======== Record set
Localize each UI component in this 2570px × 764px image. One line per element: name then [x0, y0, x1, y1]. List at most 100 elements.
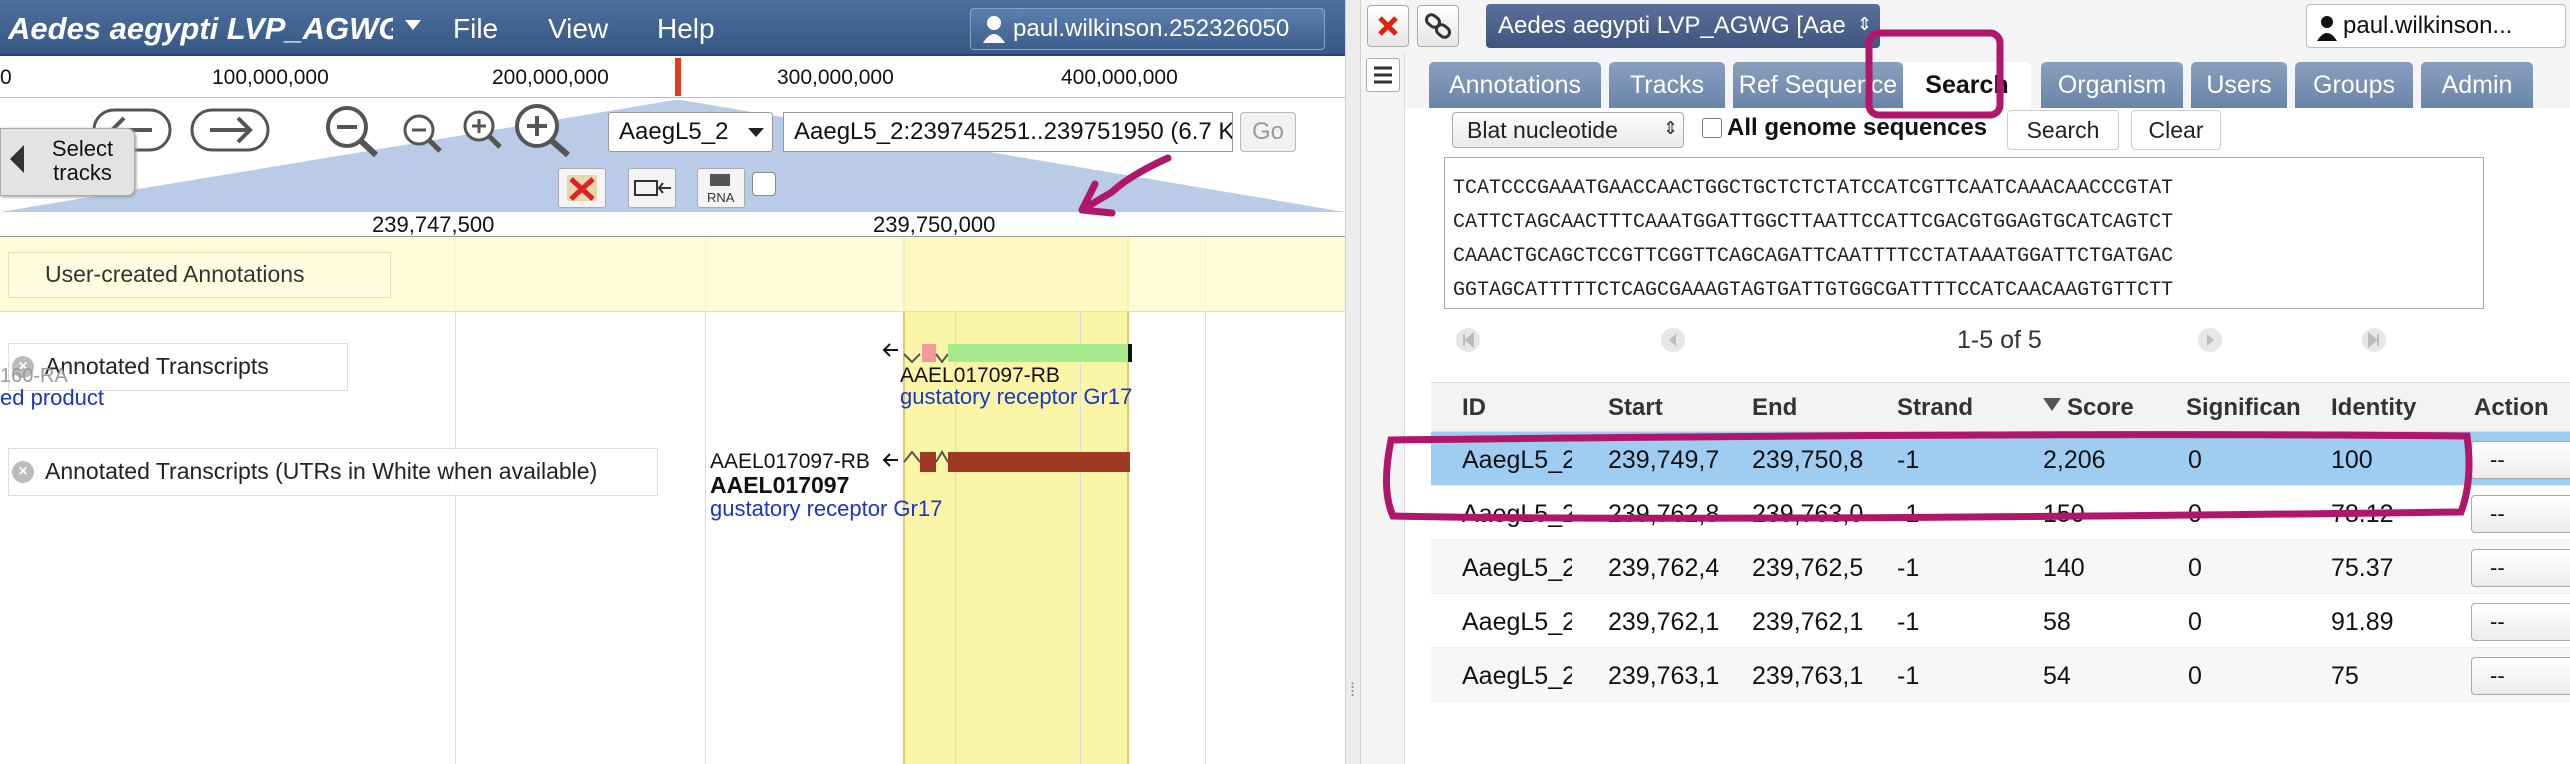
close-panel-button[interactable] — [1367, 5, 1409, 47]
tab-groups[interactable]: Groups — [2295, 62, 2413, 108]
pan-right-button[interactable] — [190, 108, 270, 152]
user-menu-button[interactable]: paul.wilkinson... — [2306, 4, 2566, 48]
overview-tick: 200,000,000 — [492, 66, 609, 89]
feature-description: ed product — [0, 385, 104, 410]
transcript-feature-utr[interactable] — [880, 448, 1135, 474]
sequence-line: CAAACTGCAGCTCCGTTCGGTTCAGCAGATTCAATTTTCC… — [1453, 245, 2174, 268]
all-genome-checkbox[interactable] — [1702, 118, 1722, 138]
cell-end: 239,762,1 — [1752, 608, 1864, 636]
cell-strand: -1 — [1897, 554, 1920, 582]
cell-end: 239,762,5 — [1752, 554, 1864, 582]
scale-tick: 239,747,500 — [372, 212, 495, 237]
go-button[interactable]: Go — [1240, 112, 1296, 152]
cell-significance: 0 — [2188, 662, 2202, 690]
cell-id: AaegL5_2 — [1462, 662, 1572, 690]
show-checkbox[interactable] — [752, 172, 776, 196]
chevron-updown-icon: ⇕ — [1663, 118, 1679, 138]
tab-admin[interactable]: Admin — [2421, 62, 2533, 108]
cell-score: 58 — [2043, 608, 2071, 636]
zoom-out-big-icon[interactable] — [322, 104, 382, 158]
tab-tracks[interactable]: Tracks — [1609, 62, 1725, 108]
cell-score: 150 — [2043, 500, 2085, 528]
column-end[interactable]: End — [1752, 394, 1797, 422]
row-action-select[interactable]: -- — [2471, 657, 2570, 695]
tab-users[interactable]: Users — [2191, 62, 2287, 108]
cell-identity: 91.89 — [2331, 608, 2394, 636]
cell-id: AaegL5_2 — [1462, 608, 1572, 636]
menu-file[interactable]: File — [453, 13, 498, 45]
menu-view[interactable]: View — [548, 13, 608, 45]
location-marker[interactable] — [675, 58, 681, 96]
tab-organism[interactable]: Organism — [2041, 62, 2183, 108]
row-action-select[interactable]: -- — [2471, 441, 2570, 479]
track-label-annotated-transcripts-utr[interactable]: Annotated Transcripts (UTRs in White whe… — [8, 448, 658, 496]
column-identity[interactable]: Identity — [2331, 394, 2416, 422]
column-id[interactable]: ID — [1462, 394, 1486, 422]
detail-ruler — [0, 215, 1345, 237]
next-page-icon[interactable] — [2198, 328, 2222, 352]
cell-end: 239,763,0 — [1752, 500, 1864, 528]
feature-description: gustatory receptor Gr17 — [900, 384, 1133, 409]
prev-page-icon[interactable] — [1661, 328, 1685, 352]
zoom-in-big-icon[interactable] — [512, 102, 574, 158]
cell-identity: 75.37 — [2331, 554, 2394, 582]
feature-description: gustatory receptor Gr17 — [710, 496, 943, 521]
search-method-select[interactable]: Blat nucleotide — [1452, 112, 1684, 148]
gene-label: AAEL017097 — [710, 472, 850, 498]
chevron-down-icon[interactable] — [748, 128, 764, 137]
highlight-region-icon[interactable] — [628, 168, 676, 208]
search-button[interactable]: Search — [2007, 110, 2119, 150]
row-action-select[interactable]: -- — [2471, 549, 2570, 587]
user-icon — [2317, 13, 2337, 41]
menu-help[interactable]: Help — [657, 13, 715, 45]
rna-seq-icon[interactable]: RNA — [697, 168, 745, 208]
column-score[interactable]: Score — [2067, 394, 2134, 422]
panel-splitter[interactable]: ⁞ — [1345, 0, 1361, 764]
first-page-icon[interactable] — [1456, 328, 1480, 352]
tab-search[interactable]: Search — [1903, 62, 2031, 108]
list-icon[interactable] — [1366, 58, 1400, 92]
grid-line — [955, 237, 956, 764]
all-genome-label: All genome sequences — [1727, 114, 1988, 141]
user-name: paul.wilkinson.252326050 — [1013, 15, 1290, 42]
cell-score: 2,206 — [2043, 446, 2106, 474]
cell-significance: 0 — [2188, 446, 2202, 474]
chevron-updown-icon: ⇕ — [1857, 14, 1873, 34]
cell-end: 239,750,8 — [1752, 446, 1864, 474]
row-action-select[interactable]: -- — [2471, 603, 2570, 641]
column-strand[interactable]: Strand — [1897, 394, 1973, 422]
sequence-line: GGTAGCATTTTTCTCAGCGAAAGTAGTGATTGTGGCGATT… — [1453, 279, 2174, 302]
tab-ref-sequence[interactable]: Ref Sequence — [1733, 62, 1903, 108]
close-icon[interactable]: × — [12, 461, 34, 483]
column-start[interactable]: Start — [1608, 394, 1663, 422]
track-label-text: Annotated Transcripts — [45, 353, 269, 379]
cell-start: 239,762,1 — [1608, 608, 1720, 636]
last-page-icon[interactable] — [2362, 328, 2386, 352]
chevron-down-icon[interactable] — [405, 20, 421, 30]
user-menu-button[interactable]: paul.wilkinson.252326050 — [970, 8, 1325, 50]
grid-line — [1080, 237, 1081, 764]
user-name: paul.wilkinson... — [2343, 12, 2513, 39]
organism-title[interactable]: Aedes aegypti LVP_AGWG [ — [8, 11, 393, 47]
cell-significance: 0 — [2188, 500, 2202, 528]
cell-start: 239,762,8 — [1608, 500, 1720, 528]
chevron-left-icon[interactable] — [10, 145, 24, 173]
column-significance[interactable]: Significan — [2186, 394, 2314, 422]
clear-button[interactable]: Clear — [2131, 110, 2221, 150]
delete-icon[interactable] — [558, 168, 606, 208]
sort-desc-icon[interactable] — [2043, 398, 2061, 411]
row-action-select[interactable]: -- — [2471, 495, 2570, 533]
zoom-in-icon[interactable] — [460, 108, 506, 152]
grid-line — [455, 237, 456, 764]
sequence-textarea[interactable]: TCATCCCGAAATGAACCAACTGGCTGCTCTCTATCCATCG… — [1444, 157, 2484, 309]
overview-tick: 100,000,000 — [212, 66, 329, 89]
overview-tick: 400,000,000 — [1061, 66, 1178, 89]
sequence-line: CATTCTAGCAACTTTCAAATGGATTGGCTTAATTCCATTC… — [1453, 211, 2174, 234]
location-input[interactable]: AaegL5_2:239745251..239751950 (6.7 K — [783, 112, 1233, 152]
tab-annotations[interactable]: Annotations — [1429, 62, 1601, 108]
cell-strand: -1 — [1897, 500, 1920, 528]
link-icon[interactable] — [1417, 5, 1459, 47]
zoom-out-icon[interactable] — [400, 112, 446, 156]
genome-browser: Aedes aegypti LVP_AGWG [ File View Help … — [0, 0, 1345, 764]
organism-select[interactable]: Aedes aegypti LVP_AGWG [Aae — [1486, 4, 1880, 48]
================
Required action >> Give back the full listing word for word, with the pictures left out.

Task output >>
Localize each UI component in this 2570px × 764px image. One line per element: name then [x0, y0, x1, y1]. List at most 100 elements.
close-panel-button[interactable] — [1367, 5, 1409, 47]
tab-groups[interactable]: Groups — [2295, 62, 2413, 108]
pan-right-button[interactable] — [190, 108, 270, 152]
user-menu-button[interactable]: paul.wilkinson... — [2306, 4, 2566, 48]
overview-tick: 200,000,000 — [492, 66, 609, 89]
feature-description: ed product — [0, 385, 104, 410]
transcript-feature-utr[interactable] — [880, 448, 1135, 474]
sequence-line: CAAACTGCAGCTCCGTTCGGTTCAGCAGATTCAATTTTCC… — [1453, 245, 2174, 268]
all-genome-checkbox[interactable] — [1702, 118, 1722, 138]
cell-end: 239,762,1 — [1752, 608, 1864, 636]
cell-strand: -1 — [1897, 554, 1920, 582]
cell-end: 239,762,5 — [1752, 554, 1864, 582]
scale-tick: 239,747,500 — [372, 212, 495, 237]
go-button[interactable]: Go — [1240, 112, 1296, 152]
cell-significance: 0 — [2188, 662, 2202, 690]
cell-id: AaegL5_2 — [1462, 662, 1572, 690]
show-checkbox[interactable] — [752, 172, 776, 196]
chevron-updown-icon: ⇕ — [1663, 118, 1679, 138]
tab-admin[interactable]: Admin — [2421, 62, 2533, 108]
cell-score: 58 — [2043, 608, 2071, 636]
zoom-out-big-icon[interactable] — [322, 104, 382, 158]
tab-tracks[interactable]: Tracks — [1609, 62, 1725, 108]
cell-score: 150 — [2043, 500, 2085, 528]
column-end[interactable]: End — [1752, 394, 1797, 422]
row-action-select[interactable]: -- — [2471, 657, 2570, 695]
tab-users[interactable]: Users — [2191, 62, 2287, 108]
cell-identity: 91.89 — [2331, 608, 2394, 636]
cell-id: AaegL5_2 — [1462, 608, 1572, 636]
menu-file[interactable]: File — [453, 13, 498, 45]
menu-view[interactable]: View — [548, 13, 608, 45]
location-marker[interactable] — [675, 58, 681, 96]
tab-organism[interactable]: Organism — [2041, 62, 2183, 108]
row-action-select[interactable]: -- — [2471, 441, 2570, 479]
track-label-annotated-transcripts-utr[interactable]: Annotated Transcripts (UTRs in White whe… — [8, 448, 658, 496]
column-identity[interactable]: Identity — [2331, 394, 2416, 422]
column-id[interactable]: ID — [1462, 394, 1486, 422]
detail-ruler — [0, 215, 1345, 237]
next-page-icon[interactable] — [2198, 328, 2222, 352]
cell-end: 239,763,0 — [1752, 500, 1864, 528]
feature-description: gustatory receptor Gr17 — [900, 384, 1133, 409]
prev-page-icon[interactable] — [1661, 328, 1685, 352]
zoom-in-big-icon[interactable] — [512, 102, 574, 158]
cell-identity: 75.37 — [2331, 554, 2394, 582]
feature-description: gustatory receptor Gr17 — [710, 496, 943, 521]
search-method-select[interactable]: Blat nucleotide — [1452, 112, 1684, 148]
gene-label: AAEL017097 — [710, 472, 850, 498]
chevron-down-icon[interactable] — [748, 128, 764, 137]
highlight-region-icon[interactable] — [628, 168, 676, 208]
search-button[interactable]: Search — [2007, 110, 2119, 150]
row-action-select[interactable]: -- — [2471, 549, 2570, 587]
user-icon — [2317, 13, 2337, 41]
menu-help[interactable]: Help — [657, 13, 715, 45]
rna-seq-icon[interactable]: RNA — [697, 168, 745, 208]
column-score[interactable]: Score — [2067, 394, 2134, 422]
panel-splitter[interactable]: ⁞ — [1345, 0, 1361, 764]
first-page-icon[interactable] — [1456, 328, 1480, 352]
tab-search[interactable]: Search — [1903, 62, 2031, 108]
list-icon[interactable] — [1366, 58, 1400, 92]
grid-line — [955, 237, 956, 764]
all-genome-label: All genome sequences — [1727, 114, 1988, 141]
user-name: paul.wilkinson.252326050 — [1013, 15, 1290, 42]
cell-score: 2,206 — [2043, 446, 2106, 474]
cell-significance: 0 — [2188, 446, 2202, 474]
chevron-updown-icon: ⇕ — [1857, 14, 1873, 34]
cell-end: 239,750,8 — [1752, 446, 1864, 474]
row-action-select[interactable]: -- — [2471, 603, 2570, 641]
column-strand[interactable]: Strand — [1897, 394, 1973, 422]
sequence-line: GGTAGCATTTTTCTCAGCGAAAGTAGTGATTGTGGCGATT… — [1453, 279, 2174, 302]
tab-ref-sequence[interactable]: Ref Sequence — [1733, 62, 1903, 108]
close-icon[interactable]: × — [12, 461, 34, 483]
column-start[interactable]: Start — [1608, 394, 1663, 422]
track-label-text: Annotated Transcripts — [45, 353, 269, 379]
cell-start: 239,762,1 — [1608, 608, 1720, 636]
last-page-icon[interactable] — [2362, 328, 2386, 352]
chevron-down-icon[interactable] — [405, 20, 421, 30]
user-menu-button[interactable]: paul.wilkinson.252326050 — [970, 8, 1325, 50]
grid-line — [1080, 237, 1081, 764]
user-name: paul.wilkinson... — [2343, 12, 2513, 39]
organism-title[interactable]: Aedes aegypti LVP_AGWG [ — [8, 11, 393, 47]
cell-significance: 0 — [2188, 500, 2202, 528]
cell-start: 239,762,8 — [1608, 500, 1720, 528]
chevron-left-icon[interactable] — [10, 145, 24, 173]
column-significance[interactable]: Significan — [2186, 394, 2314, 422]
clear-button[interactable]: Clear — [2131, 110, 2221, 150]
delete-icon[interactable] — [558, 168, 606, 208]
sort-desc-icon[interactable] — [2043, 398, 2061, 411]
row-action-select[interactable]: -- — [2471, 495, 2570, 533]
zoom-in-icon[interactable] — [460, 108, 506, 152]
grid-line — [455, 237, 456, 764]
sequence-textarea[interactable]: TCATCCCGAAATGAACCAACTGGCTGCTCTCTATCCATCG… — [1444, 157, 2484, 309]
overview-tick: 100,000,000 — [212, 66, 329, 89]
overview-tick: 400,000,000 — [1061, 66, 1178, 89]
sequence-line: CATTCTAGCAACTTTCAAATGGATTGGCTTAATTCCATTC… — [1453, 211, 2174, 234]
location-input[interactable]: AaegL5_2:239745251..239751950 (6.7 K — [783, 112, 1233, 152]
tab-annotations[interactable]: Annotations — [1429, 62, 1601, 108]
cell-strand: -1 — [1897, 500, 1920, 528]
link-icon[interactable] — [1417, 5, 1459, 47]
zoom-out-icon[interactable] — [400, 112, 446, 156]
genome-browser: Aedes aegypti LVP_AGWG [ File View Help … — [0, 0, 1345, 764]
organism-select[interactable]: Aedes aegypti LVP_AGWG [Aae — [1486, 4, 1880, 48]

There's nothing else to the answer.